▸ YOUR OBJECTIVE: In the entries below, count every line with the word "this". Return only the count.

-------- DATA PROVIDED

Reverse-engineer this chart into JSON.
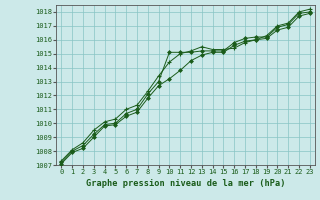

----------------
-------- DATA PROVIDED

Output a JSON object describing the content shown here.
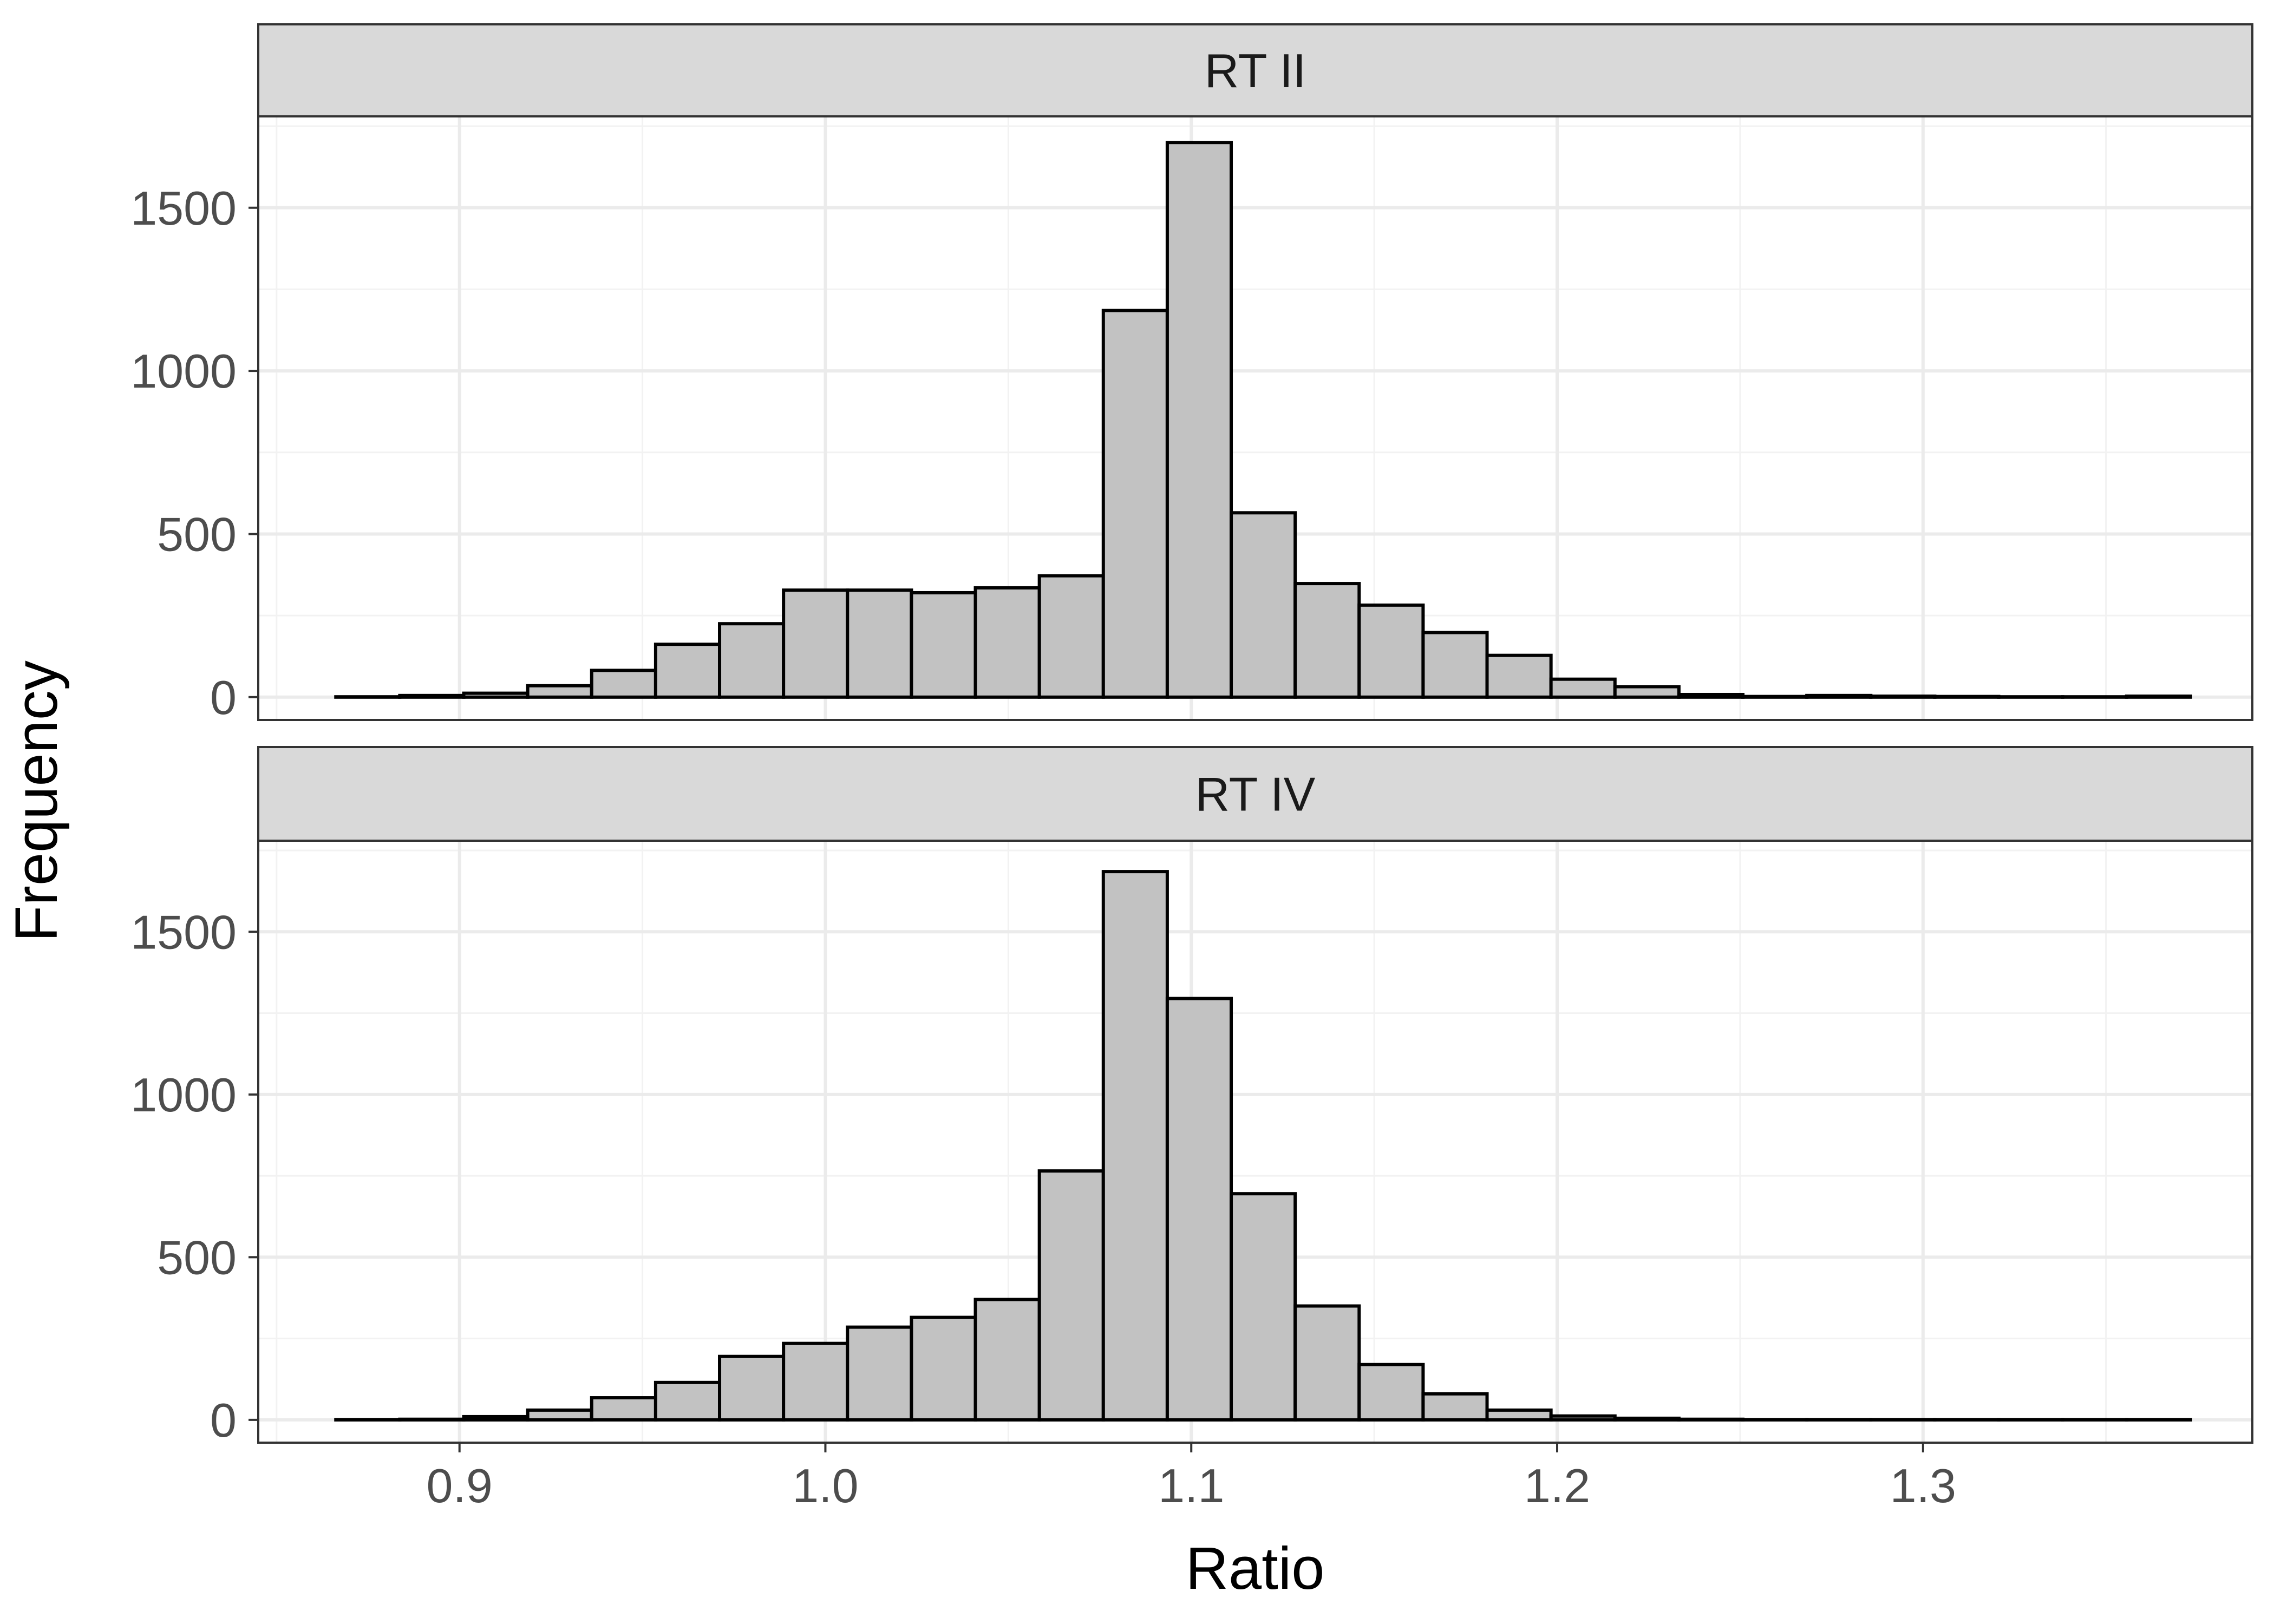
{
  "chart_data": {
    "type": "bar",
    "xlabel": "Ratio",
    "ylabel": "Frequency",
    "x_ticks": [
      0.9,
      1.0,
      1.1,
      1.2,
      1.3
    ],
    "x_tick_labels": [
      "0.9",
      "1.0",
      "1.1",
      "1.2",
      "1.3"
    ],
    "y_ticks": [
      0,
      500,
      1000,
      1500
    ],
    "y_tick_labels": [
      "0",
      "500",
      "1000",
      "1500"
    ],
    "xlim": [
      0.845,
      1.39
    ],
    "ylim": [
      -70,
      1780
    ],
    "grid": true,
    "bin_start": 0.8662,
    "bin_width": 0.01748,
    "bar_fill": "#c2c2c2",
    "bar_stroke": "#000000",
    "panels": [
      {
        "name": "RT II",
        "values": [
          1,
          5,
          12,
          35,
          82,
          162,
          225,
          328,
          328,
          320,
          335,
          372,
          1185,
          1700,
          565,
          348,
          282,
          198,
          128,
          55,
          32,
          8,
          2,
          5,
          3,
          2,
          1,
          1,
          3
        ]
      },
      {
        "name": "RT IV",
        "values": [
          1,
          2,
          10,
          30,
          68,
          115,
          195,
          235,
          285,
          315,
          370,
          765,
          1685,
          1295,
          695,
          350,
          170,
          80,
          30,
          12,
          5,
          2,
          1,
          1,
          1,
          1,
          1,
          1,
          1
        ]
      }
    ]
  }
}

----------------
-------- DATA PROVIDED

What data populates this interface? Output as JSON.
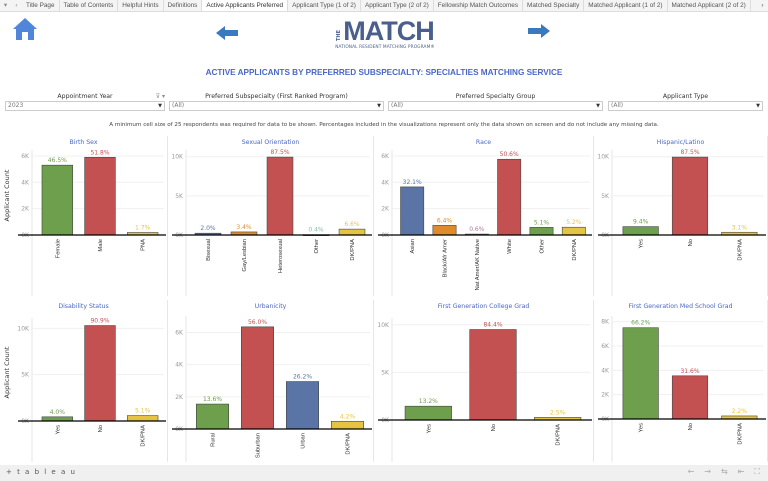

----------------

▸ SOLVED EXERCISE: 2